= Exercise description =
Return all entries precisely as they stand, without the images.

(Data tied to figure images)
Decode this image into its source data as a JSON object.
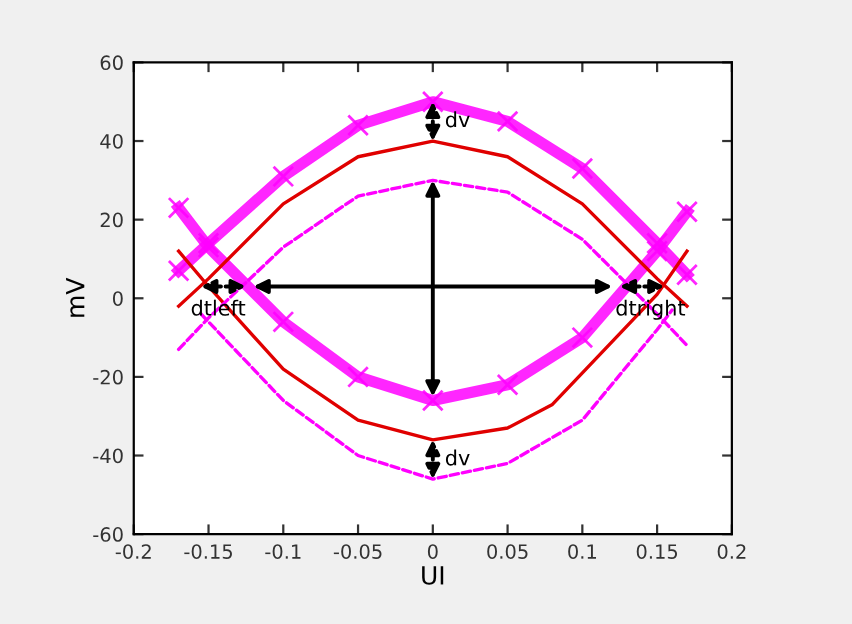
{
  "chart_data": {
    "type": "line",
    "xlabel": "UI",
    "ylabel": "mV",
    "xlim": [
      -0.2,
      0.2
    ],
    "ylim": [
      -60,
      60
    ],
    "xticks": [
      -0.2,
      -0.15,
      -0.1,
      -0.05,
      0,
      0.05,
      0.1,
      0.15,
      0.2
    ],
    "yticks": [
      -60,
      -40,
      -20,
      0,
      20,
      40,
      60
    ],
    "grid": false,
    "series": [
      {
        "color": "#ff00ff",
        "marker": "cross",
        "line_style": "solid",
        "x": [
          -0.17,
          -0.15,
          -0.1,
          -0.05,
          0,
          0.05,
          0.1,
          0.15,
          0.17
        ],
        "values": [
          7,
          14,
          31,
          44,
          50,
          45,
          33,
          14,
          6
        ]
      },
      {
        "color": "#ff00ff",
        "marker": "cross",
        "line_style": "solid",
        "x": [
          -0.17,
          -0.15,
          -0.1,
          -0.05,
          0,
          0.05,
          0.1,
          0.15,
          0.17
        ],
        "values": [
          23,
          13,
          -6,
          -20,
          -26,
          -22,
          -10,
          12,
          22
        ]
      },
      {
        "color": "#e00000",
        "marker": "none",
        "line_style": "solid",
        "x": [
          -0.17,
          -0.15,
          -0.1,
          -0.05,
          0,
          0.05,
          0.1,
          0.15,
          0.17
        ],
        "values": [
          -2,
          5,
          24,
          36,
          40,
          36,
          24,
          5,
          -2
        ]
      },
      {
        "color": "#e00000",
        "marker": "none",
        "line_style": "solid",
        "x": [
          -0.17,
          -0.15,
          -0.1,
          -0.05,
          0,
          0.05,
          0.08,
          0.15,
          0.17
        ],
        "values": [
          12,
          3,
          -18,
          -31,
          -36,
          -33,
          -27,
          1,
          12
        ]
      },
      {
        "color": "#ff00ff",
        "marker": "none",
        "line_style": "dashed",
        "x": [
          -0.17,
          -0.15,
          -0.1,
          -0.05,
          0,
          0.05,
          0.1,
          0.15,
          0.17
        ],
        "values": [
          -13,
          -5,
          13,
          26,
          30,
          27,
          15,
          -4,
          -12
        ]
      },
      {
        "color": "#ff00ff",
        "marker": "none",
        "line_style": "dashed",
        "x": [
          -0.155,
          -0.15,
          -0.1,
          -0.05,
          0,
          0.05,
          0.1,
          0.15,
          0.16
        ],
        "values": [
          -4,
          -6,
          -26,
          -40,
          -46,
          -42,
          -31,
          -8,
          -3
        ]
      }
    ],
    "annotations": [
      "dv",
      "dv",
      "dtleft",
      "dtright"
    ]
  }
}
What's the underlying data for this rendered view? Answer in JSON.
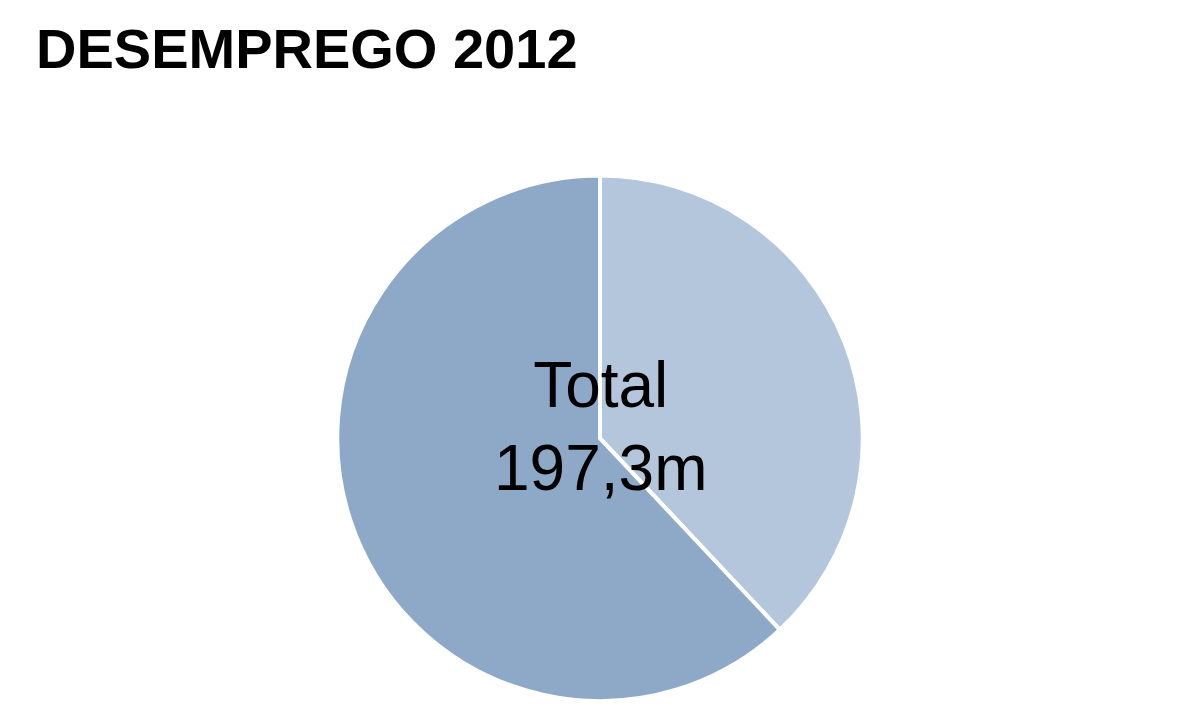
{
  "chart_data": {
    "type": "pie",
    "title": "DESEMPREGO 2012",
    "categories": [
      null,
      null
    ],
    "values": [
      38,
      62
    ],
    "colors": [
      "#b4c6dc",
      "#8ea9c8"
    ],
    "annotations": [
      "Total\n197,3m"
    ],
    "legend": false
  }
}
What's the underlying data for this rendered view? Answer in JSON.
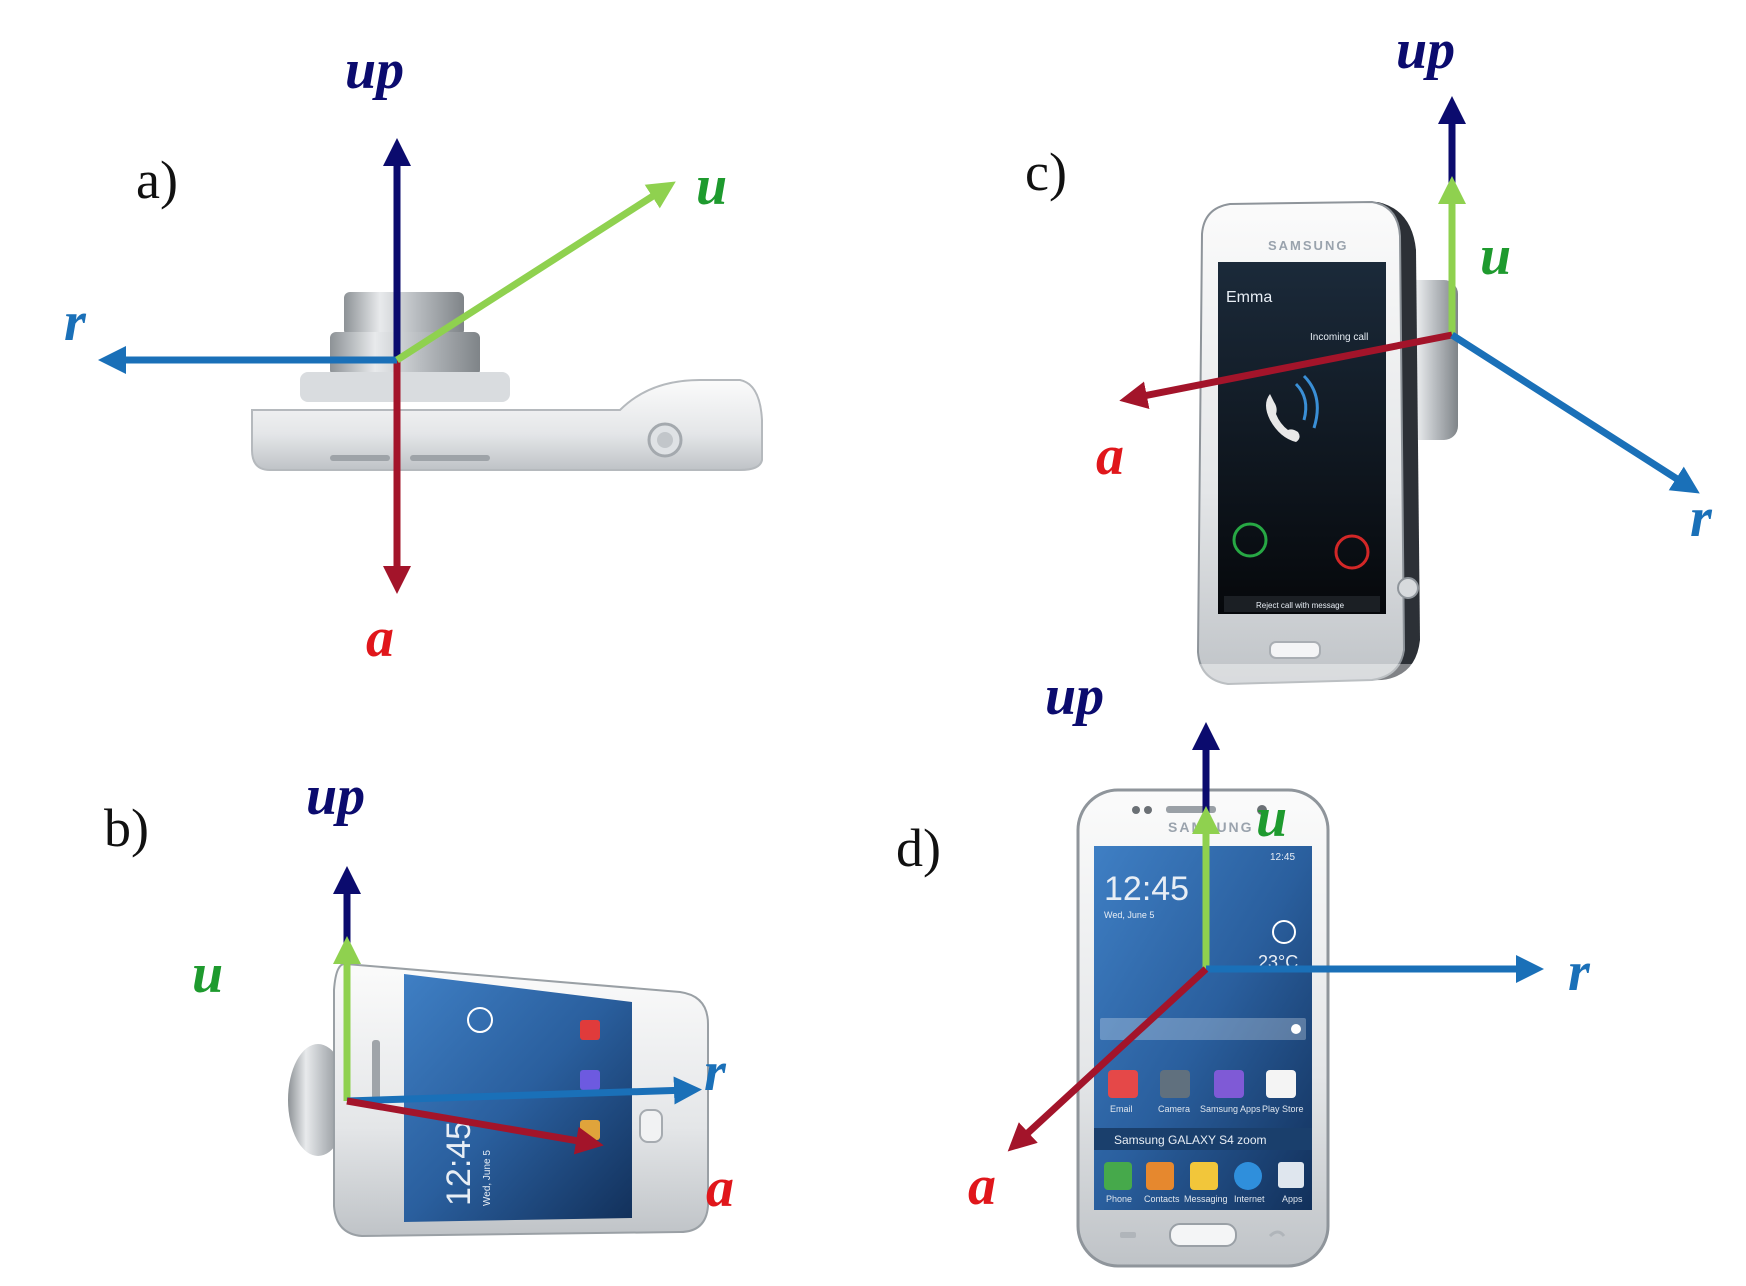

= Answer for this exercise =
Decode this image into its source data as a JSON object.
{
  "chart_data": {
    "type": "line",
    "xlabel": "UI",
    "ylabel": "mV",
    "xlim": [
      -0.2,
      0.2
    ],
    "ylim": [
      -60,
      60
    ],
    "xticks": [
      -0.2,
      -0.15,
      -0.1,
      -0.05,
      0,
      0.05,
      0.1,
      0.15,
      0.2
    ],
    "yticks": [
      -60,
      -40,
      -20,
      0,
      20,
      40,
      60
    ],
    "grid": false,
    "series": [
      {
        "color": "#ff00ff",
        "marker": "cross",
        "line_style": "solid",
        "x": [
          -0.17,
          -0.15,
          -0.1,
          -0.05,
          0,
          0.05,
          0.1,
          0.15,
          0.17
        ],
        "values": [
          7,
          14,
          31,
          44,
          50,
          45,
          33,
          14,
          6
        ]
      },
      {
        "color": "#ff00ff",
        "marker": "cross",
        "line_style": "solid",
        "x": [
          -0.17,
          -0.15,
          -0.1,
          -0.05,
          0,
          0.05,
          0.1,
          0.15,
          0.17
        ],
        "values": [
          23,
          13,
          -6,
          -20,
          -26,
          -22,
          -10,
          12,
          22
        ]
      },
      {
        "color": "#e00000",
        "marker": "none",
        "line_style": "solid",
        "x": [
          -0.17,
          -0.15,
          -0.1,
          -0.05,
          0,
          0.05,
          0.1,
          0.15,
          0.17
        ],
        "values": [
          -2,
          5,
          24,
          36,
          40,
          36,
          24,
          5,
          -2
        ]
      },
      {
        "color": "#e00000",
        "marker": "none",
        "line_style": "solid",
        "x": [
          -0.17,
          -0.15,
          -0.1,
          -0.05,
          0,
          0.05,
          0.08,
          0.15,
          0.17
        ],
        "values": [
          12,
          3,
          -18,
          -31,
          -36,
          -33,
          -27,
          1,
          12
        ]
      },
      {
        "color": "#ff00ff",
        "marker": "none",
        "line_style": "dashed",
        "x": [
          -0.17,
          -0.15,
          -0.1,
          -0.05,
          0,
          0.05,
          0.1,
          0.15,
          0.17
        ],
        "values": [
          -13,
          -5,
          13,
          26,
          30,
          27,
          15,
          -4,
          -12
        ]
      },
      {
        "color": "#ff00ff",
        "marker": "none",
        "line_style": "dashed",
        "x": [
          -0.155,
          -0.15,
          -0.1,
          -0.05,
          0,
          0.05,
          0.1,
          0.15,
          0.16
        ],
        "values": [
          -4,
          -6,
          -26,
          -40,
          -46,
          -42,
          -31,
          -8,
          -3
        ]
      }
    ],
    "annotations": [
      "dv",
      "dv",
      "dtleft",
      "dtright"
    ]
  }
}
What's the underlying data for this rendered view? Answer in JSON.
{
  "chart_data": {
    "type": "pie",
    "title": "DESEMPREGO 2012",
    "categories": [
      null,
      null
    ],
    "values": [
      38,
      62
    ],
    "colors": [
      "#b4c6dc",
      "#8ea9c8"
    ],
    "annotations": [
      "Total\n197,3m"
    ],
    "legend": false
  }
}
What's the underlying data for this rendered view? Answer in JSON.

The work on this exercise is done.